▶ Request
Your answer should be one number: how many lines of the records hold the string "JSON".

(Records excerpted from a collection)
::::

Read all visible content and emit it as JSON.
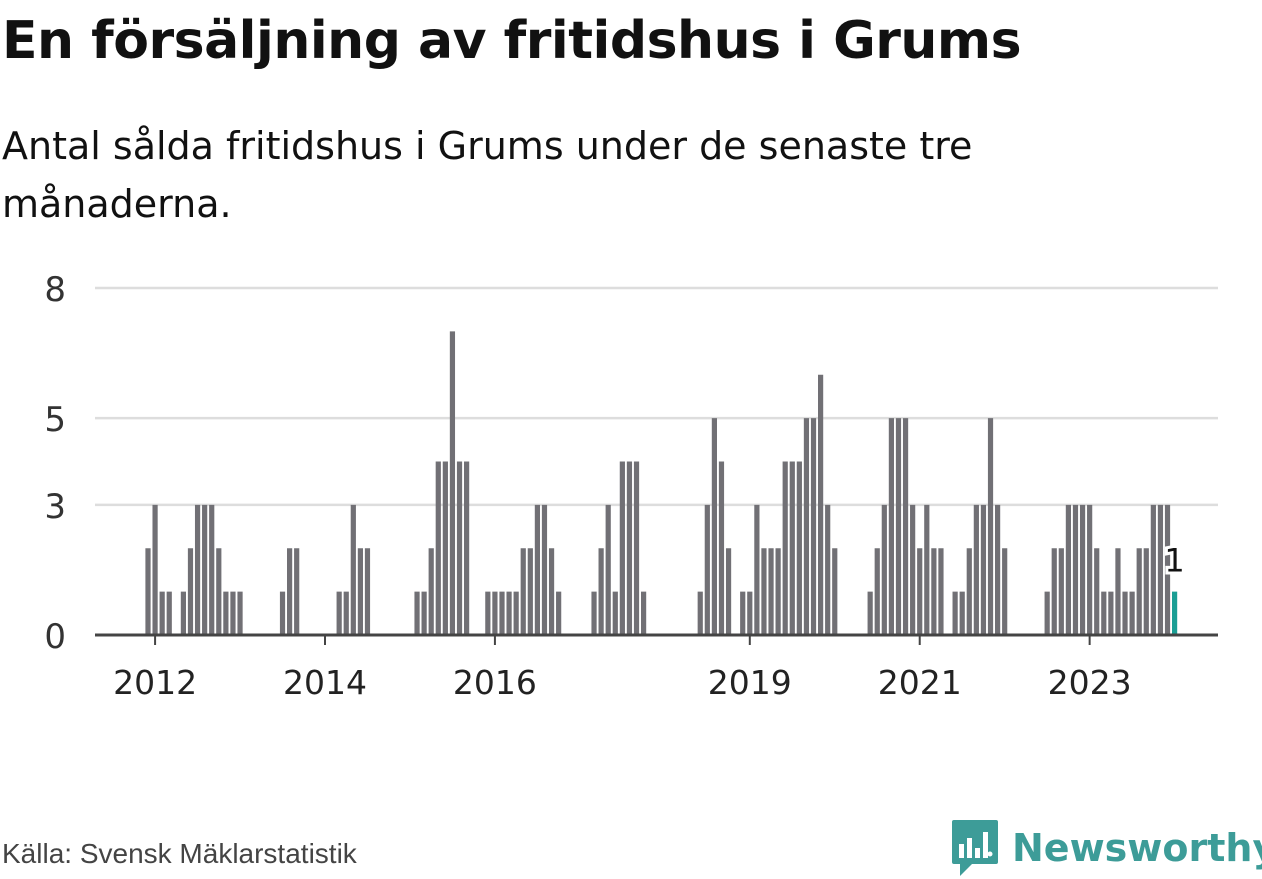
{
  "title": "En försäljning av fritidshus i Grums",
  "subtitle": "Antal sålda fritidshus i Grums under de senaste tre månaderna.",
  "source": "Källa: Svensk Mäklarstatistik",
  "brand": {
    "name": "Newsworthy",
    "color": "#3d9c98"
  },
  "colors": {
    "bar": "#717075",
    "highlight": "#1a9e94",
    "grid": "#dddddd",
    "axis": "#444444"
  },
  "chart_data": {
    "type": "bar",
    "title": "En försäljning av fritidshus i Grums",
    "ylabel": "",
    "xlabel": "",
    "ylim": [
      0,
      8
    ],
    "yticks": [
      0,
      3,
      5,
      8
    ],
    "xtick_labels": [
      "2012",
      "2014",
      "2016",
      "2019",
      "2021",
      "2023"
    ],
    "grid": true,
    "highlight_label": "1",
    "periods": [
      "2011-12",
      "2012-01",
      "2012-02",
      "2012-03",
      "2012-04",
      "2012-05",
      "2012-06",
      "2012-07",
      "2012-08",
      "2012-09",
      "2012-10",
      "2012-11",
      "2012-12",
      "2013-01",
      "2013-02",
      "2013-03",
      "2013-04",
      "2013-05",
      "2013-06",
      "2013-07",
      "2013-08",
      "2013-09",
      "2013-10",
      "2013-11",
      "2013-12",
      "2014-01",
      "2014-02",
      "2014-03",
      "2014-04",
      "2014-05",
      "2014-06",
      "2014-07",
      "2014-08",
      "2014-09",
      "2014-10",
      "2014-11",
      "2014-12",
      "2015-01",
      "2015-02",
      "2015-03",
      "2015-04",
      "2015-05",
      "2015-06",
      "2015-07",
      "2015-08",
      "2015-09",
      "2015-10",
      "2015-11",
      "2015-12",
      "2016-01",
      "2016-02",
      "2016-03",
      "2016-04",
      "2016-05",
      "2016-06",
      "2016-07",
      "2016-08",
      "2016-09",
      "2016-10",
      "2016-11",
      "2016-12",
      "2017-01",
      "2017-02",
      "2017-03",
      "2017-04",
      "2017-05",
      "2017-06",
      "2017-07",
      "2017-08",
      "2017-09",
      "2017-10",
      "2017-11",
      "2017-12",
      "2018-01",
      "2018-02",
      "2018-03",
      "2018-04",
      "2018-05",
      "2018-06",
      "2018-07",
      "2018-08",
      "2018-09",
      "2018-10",
      "2018-11",
      "2018-12",
      "2019-01",
      "2019-02",
      "2019-03",
      "2019-04",
      "2019-05",
      "2019-06",
      "2019-07",
      "2019-08",
      "2019-09",
      "2019-10",
      "2019-11",
      "2019-12",
      "2020-01",
      "2020-02",
      "2020-03",
      "2020-04",
      "2020-05",
      "2020-06",
      "2020-07",
      "2020-08",
      "2020-09",
      "2020-10",
      "2020-11",
      "2020-12",
      "2021-01",
      "2021-02",
      "2021-03",
      "2021-04",
      "2021-05",
      "2021-06",
      "2021-07",
      "2021-08",
      "2021-09",
      "2021-10",
      "2021-11",
      "2021-12",
      "2022-01",
      "2022-02",
      "2022-03",
      "2022-04",
      "2022-05",
      "2022-06",
      "2022-07",
      "2022-08",
      "2022-09",
      "2022-10",
      "2022-11",
      "2022-12",
      "2023-01",
      "2023-02",
      "2023-03",
      "2023-04",
      "2023-05",
      "2023-06",
      "2023-07",
      "2023-08",
      "2023-09",
      "2023-10",
      "2023-11",
      "2023-12",
      "2024-01"
    ],
    "values": [
      2,
      3,
      1,
      1,
      0,
      1,
      2,
      3,
      3,
      3,
      2,
      1,
      1,
      1,
      0,
      0,
      0,
      0,
      0,
      1,
      2,
      2,
      0,
      0,
      0,
      0,
      0,
      1,
      1,
      3,
      2,
      2,
      0,
      0,
      0,
      0,
      0,
      0,
      1,
      1,
      2,
      4,
      4,
      7,
      4,
      4,
      0,
      0,
      1,
      1,
      1,
      1,
      1,
      2,
      2,
      3,
      3,
      2,
      1,
      0,
      0,
      0,
      0,
      1,
      2,
      3,
      1,
      4,
      4,
      4,
      1,
      0,
      0,
      0,
      0,
      0,
      0,
      0,
      1,
      3,
      5,
      4,
      2,
      0,
      1,
      1,
      3,
      2,
      2,
      2,
      4,
      4,
      4,
      5,
      5,
      6,
      3,
      2,
      0,
      0,
      0,
      0,
      1,
      2,
      3,
      5,
      5,
      5,
      3,
      2,
      3,
      2,
      2,
      0,
      1,
      1,
      2,
      3,
      3,
      5,
      3,
      2,
      0,
      0,
      0,
      0,
      0,
      1,
      2,
      2,
      3,
      3,
      3,
      3,
      2,
      1,
      1,
      2,
      1,
      1,
      2,
      2,
      3,
      3,
      3,
      1
    ]
  }
}
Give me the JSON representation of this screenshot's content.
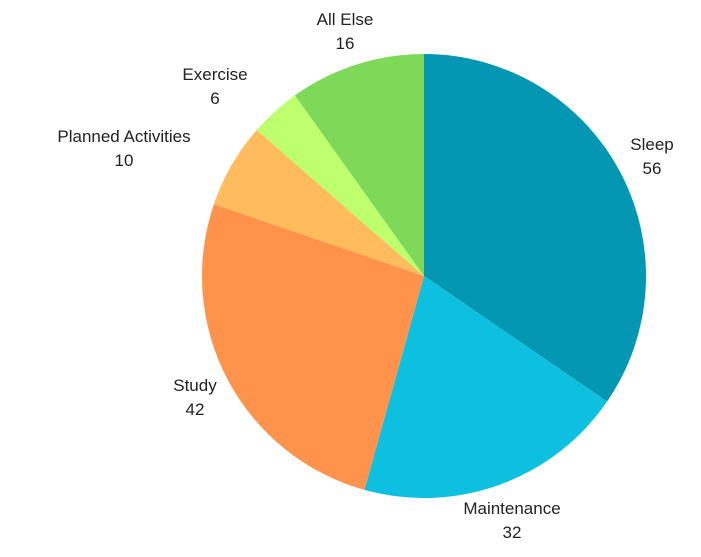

::::

▶ Result of the exercise
2